» AIM OF THE EXERCISE
Emit the entire listing verbatim.

[Collection entries]

— start —

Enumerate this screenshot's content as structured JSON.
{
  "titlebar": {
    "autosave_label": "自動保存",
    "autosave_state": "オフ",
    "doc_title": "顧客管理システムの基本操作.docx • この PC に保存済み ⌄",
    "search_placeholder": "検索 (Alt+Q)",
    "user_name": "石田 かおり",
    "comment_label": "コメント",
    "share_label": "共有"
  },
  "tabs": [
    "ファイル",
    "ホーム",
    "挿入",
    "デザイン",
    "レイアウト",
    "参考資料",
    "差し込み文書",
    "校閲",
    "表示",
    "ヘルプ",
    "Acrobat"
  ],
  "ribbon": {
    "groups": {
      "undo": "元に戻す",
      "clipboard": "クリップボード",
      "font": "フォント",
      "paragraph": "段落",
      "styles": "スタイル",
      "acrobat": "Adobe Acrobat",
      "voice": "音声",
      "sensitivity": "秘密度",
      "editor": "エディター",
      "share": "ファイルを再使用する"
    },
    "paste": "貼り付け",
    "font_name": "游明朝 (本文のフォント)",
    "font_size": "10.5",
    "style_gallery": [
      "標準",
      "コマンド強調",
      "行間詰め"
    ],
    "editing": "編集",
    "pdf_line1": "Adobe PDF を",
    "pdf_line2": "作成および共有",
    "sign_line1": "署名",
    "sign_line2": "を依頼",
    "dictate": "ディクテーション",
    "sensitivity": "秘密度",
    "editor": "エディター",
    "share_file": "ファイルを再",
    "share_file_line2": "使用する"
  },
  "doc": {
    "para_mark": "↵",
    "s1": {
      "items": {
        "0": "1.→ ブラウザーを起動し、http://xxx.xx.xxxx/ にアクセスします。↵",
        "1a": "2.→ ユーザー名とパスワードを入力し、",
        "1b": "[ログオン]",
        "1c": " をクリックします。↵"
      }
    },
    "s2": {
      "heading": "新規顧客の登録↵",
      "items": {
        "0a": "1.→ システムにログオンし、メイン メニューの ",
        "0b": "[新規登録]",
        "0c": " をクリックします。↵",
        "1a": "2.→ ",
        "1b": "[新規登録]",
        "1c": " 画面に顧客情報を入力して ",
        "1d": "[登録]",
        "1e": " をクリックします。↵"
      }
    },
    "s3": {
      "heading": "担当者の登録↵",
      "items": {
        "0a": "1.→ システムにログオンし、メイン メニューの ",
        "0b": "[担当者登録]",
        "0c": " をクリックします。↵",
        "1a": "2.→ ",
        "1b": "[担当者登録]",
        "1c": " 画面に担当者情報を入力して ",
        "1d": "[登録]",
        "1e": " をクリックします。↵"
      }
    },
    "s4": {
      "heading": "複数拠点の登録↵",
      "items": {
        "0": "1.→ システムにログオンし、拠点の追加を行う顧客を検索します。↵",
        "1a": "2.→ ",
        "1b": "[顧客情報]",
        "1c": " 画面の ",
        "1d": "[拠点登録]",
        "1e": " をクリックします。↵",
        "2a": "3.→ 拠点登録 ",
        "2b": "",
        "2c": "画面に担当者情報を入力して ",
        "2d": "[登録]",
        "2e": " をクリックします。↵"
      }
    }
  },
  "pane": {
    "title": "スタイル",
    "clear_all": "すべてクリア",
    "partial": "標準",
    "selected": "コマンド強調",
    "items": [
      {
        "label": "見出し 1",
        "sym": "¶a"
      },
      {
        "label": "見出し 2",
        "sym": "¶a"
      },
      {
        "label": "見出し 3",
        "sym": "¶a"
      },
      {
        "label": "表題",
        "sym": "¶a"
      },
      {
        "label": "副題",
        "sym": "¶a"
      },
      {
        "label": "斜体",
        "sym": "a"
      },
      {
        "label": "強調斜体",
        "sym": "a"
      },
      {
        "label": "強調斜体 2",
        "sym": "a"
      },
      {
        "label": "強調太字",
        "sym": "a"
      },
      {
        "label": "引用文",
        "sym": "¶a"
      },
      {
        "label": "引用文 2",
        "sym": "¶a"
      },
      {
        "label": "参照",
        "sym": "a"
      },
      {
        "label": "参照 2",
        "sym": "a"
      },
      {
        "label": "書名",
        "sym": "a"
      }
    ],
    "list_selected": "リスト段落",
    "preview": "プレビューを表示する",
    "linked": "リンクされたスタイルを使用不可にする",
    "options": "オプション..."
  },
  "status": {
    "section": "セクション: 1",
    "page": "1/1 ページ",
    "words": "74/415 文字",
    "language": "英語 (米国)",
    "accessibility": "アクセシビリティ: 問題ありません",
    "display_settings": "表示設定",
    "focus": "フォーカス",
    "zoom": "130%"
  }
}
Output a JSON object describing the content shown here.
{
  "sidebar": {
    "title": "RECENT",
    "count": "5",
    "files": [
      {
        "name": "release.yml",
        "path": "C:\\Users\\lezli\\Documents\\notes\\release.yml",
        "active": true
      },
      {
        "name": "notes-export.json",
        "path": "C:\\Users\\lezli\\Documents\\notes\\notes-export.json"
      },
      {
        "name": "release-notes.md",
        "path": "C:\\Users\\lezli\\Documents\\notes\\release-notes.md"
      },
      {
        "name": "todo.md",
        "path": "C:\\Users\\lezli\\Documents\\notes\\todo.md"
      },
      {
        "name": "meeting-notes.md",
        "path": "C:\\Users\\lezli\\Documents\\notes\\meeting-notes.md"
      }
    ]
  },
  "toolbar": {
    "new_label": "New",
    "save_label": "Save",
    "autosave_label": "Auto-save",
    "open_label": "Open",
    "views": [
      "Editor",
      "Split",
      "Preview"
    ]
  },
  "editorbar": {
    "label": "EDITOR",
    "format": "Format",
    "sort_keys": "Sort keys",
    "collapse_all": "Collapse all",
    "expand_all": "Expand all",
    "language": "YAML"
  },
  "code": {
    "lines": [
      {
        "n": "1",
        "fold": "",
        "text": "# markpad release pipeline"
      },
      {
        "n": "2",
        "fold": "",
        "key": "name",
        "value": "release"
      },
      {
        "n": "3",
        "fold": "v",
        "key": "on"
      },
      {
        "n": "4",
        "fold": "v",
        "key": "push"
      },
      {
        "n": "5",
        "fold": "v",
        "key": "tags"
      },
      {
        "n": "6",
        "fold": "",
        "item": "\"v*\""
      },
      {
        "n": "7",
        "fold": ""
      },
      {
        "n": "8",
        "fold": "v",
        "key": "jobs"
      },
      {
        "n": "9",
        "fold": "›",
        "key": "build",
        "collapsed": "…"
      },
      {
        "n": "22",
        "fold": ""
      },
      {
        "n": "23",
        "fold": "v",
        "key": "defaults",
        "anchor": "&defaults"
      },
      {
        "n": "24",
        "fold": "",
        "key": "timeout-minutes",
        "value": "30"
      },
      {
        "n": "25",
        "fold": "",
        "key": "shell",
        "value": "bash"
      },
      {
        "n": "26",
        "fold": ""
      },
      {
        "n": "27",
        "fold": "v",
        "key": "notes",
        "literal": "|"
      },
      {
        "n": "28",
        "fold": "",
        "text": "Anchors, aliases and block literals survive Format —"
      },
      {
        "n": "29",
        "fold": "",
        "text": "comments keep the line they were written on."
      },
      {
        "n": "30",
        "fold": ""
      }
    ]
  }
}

— end —

» REPLY TO THE EXERCISE
Enumerate this screenshot's content as structured JSON.
{
  "titlebar": {
    "autosave_label": "自動保存",
    "autosave_state": "オフ",
    "doc_title": "顧客管理システムの基本操作.docx • この PC に保存済み ⌄",
    "search_placeholder": "検索 (Alt+Q)",
    "user_name": "石田 かおり",
    "comment_label": "コメント",
    "share_label": "共有"
  },
  "tabs": [
    "ファイル",
    "ホーム",
    "挿入",
    "デザイン",
    "レイアウト",
    "参考資料",
    "差し込み文書",
    "校閲",
    "表示",
    "ヘルプ",
    "Acrobat"
  ],
  "ribbon": {
    "groups": {
      "undo": "元に戻す",
      "clipboard": "クリップボード",
      "font": "フォント",
      "paragraph": "段落",
      "styles": "スタイル",
      "acrobat": "Adobe Acrobat",
      "voice": "音声",
      "sensitivity": "秘密度",
      "editor": "エディター",
      "share": "ファイルを再使用する"
    },
    "paste": "貼り付け",
    "font_name": "游明朝 (本文のフォント)",
    "font_size": "10.5",
    "style_gallery": [
      "標準",
      "コマンド強調",
      "行間詰め"
    ],
    "editing": "編集",
    "pdf_line1": "Adobe PDF を",
    "pdf_line2": "作成および共有",
    "sign_line1": "署名",
    "sign_line2": "を依頼",
    "dictate": "ディクテーション",
    "sensitivity": "秘密度",
    "editor": "エディター",
    "share_file": "ファイルを再",
    "share_file_line2": "使用する"
  },
  "doc": {
    "para_mark": "↵",
    "s1": {
      "items": {
        "0": "1.→ ブラウザーを起動し、http://xxx.xx.xxxx/ にアクセスします。↵",
        "1a": "2.→ ユーザー名とパスワードを入力し、",
        "1b": "[ログオン]",
        "1c": " をクリックします。↵"
      }
    },
    "s2": {
      "heading": "新規顧客の登録↵",
      "items": {
        "0a": "1.→ システムにログオンし、メイン メニューの ",
        "0b": "[新規登録]",
        "0c": " をクリックします。↵",
        "1a": "2.→ ",
        "1b": "[新規登録]",
        "1c": " 画面に顧客情報を入力して ",
        "1d": "[登録]",
        "1e": " をクリックします。↵"
      }
    },
    "s3": {
      "heading": "担当者の登録↵",
      "items": {
        "0a": "1.→ システムにログオンし、メイン メニューの ",
        "0b": "[担当者登録]",
        "0c": " をクリックします。↵",
        "1a": "2.→ ",
        "1b": "[担当者登録]",
        "1c": " 画面に担当者情報を入力して ",
        "1d": "[登録]",
        "1e": " をクリックします。↵"
      }
    },
    "s4": {
      "heading": "複数拠点の登録↵",
      "items": {
        "0": "1.→ システムにログオンし、拠点の追加を行う顧客を検索します。↵",
        "1a": "2.→ ",
        "1b": "[顧客情報]",
        "1c": " 画面の ",
        "1d": "[拠点登録]",
        "1e": " をクリックします。↵",
        "2a": "3.→ 拠点登録 ",
        "2b": "",
        "2c": "画面に担当者情報を入力して ",
        "2d": "[登録]",
        "2e": " をクリックします。↵"
      }
    }
  },
  "pane": {
    "title": "スタイル",
    "clear_all": "すべてクリア",
    "partial": "標準",
    "selected": "コマンド強調",
    "items": [
      {
        "label": "見出し 1",
        "sym": "¶a"
      },
      {
        "label": "見出し 2",
        "sym": "¶a"
      },
      {
        "label": "見出し 3",
        "sym": "¶a"
      },
      {
        "label": "表題",
        "sym": "¶a"
      },
      {
        "label": "副題",
        "sym": "¶a"
      },
      {
        "label": "斜体",
        "sym": "a"
      },
      {
        "label": "強調斜体",
        "sym": "a"
      },
      {
        "label": "強調斜体 2",
        "sym": "a"
      },
      {
        "label": "強調太字",
        "sym": "a"
      },
      {
        "label": "引用文",
        "sym": "¶a"
      },
      {
        "label": "引用文 2",
        "sym": "¶a"
      },
      {
        "label": "参照",
        "sym": "a"
      },
      {
        "label": "参照 2",
        "sym": "a"
      },
      {
        "label": "書名",
        "sym": "a"
      }
    ],
    "list_selected": "リスト段落",
    "preview": "プレビューを表示する",
    "linked": "リンクされたスタイルを使用不可にする",
    "options": "オプション..."
  },
  "status": {
    "section": "セクション: 1",
    "page": "1/1 ページ",
    "words": "74/415 文字",
    "language": "英語 (米国)",
    "accessibility": "アクセシビリティ: 問題ありません",
    "display_settings": "表示設定",
    "focus": "フォーカス",
    "zoom": "130%"
  }
}
Output a JSON object describing the content shown here.
{
  "sidebar": {
    "title": "RECENT",
    "count": "5",
    "files": [
      {
        "name": "release.yml",
        "path": "C:\\Users\\lezli\\Documents\\notes\\release.yml",
        "active": true
      },
      {
        "name": "notes-export.json",
        "path": "C:\\Users\\lezli\\Documents\\notes\\notes-export.json"
      },
      {
        "name": "release-notes.md",
        "path": "C:\\Users\\lezli\\Documents\\notes\\release-notes.md"
      },
      {
        "name": "todo.md",
        "path": "C:\\Users\\lezli\\Documents\\notes\\todo.md"
      },
      {
        "name": "meeting-notes.md",
        "path": "C:\\Users\\lezli\\Documents\\notes\\meeting-notes.md"
      }
    ]
  },
  "toolbar": {
    "new_label": "New",
    "save_label": "Save",
    "autosave_label": "Auto-save",
    "open_label": "Open",
    "views": [
      "Editor",
      "Split",
      "Preview"
    ]
  },
  "editorbar": {
    "label": "EDITOR",
    "format": "Format",
    "sort_keys": "Sort keys",
    "collapse_all": "Collapse all",
    "expand_all": "Expand all",
    "language": "YAML"
  },
  "code": {
    "lines": [
      {
        "n": "1",
        "fold": "",
        "text": "# markpad release pipeline"
      },
      {
        "n": "2",
        "fold": "",
        "key": "name",
        "value": "release"
      },
      {
        "n": "3",
        "fold": "v",
        "key": "on"
      },
      {
        "n": "4",
        "fold": "v",
        "key": "push"
      },
      {
        "n": "5",
        "fold": "v",
        "key": "tags"
      },
      {
        "n": "6",
        "fold": "",
        "item": "\"v*\""
      },
      {
        "n": "7",
        "fold": ""
      },
      {
        "n": "8",
        "fold": "v",
        "key": "jobs"
      },
      {
        "n": "9",
        "fold": "›",
        "key": "build",
        "collapsed": "…"
      },
      {
        "n": "22",
        "fold": ""
      },
      {
        "n": "23",
        "fold": "v",
        "key": "defaults",
        "anchor": "&defaults"
      },
      {
        "n": "24",
        "fold": "",
        "key": "timeout-minutes",
        "value": "30"
      },
      {
        "n": "25",
        "fold": "",
        "key": "shell",
        "value": "bash"
      },
      {
        "n": "26",
        "fold": ""
      },
      {
        "n": "27",
        "fold": "v",
        "key": "notes",
        "literal": "|"
      },
      {
        "n": "28",
        "fold": "",
        "text": "Anchors, aliases and block literals survive Format —"
      },
      {
        "n": "29",
        "fold": "",
        "text": "comments keep the line they were written on."
      },
      {
        "n": "30",
        "fold": ""
      }
    ]
  }
}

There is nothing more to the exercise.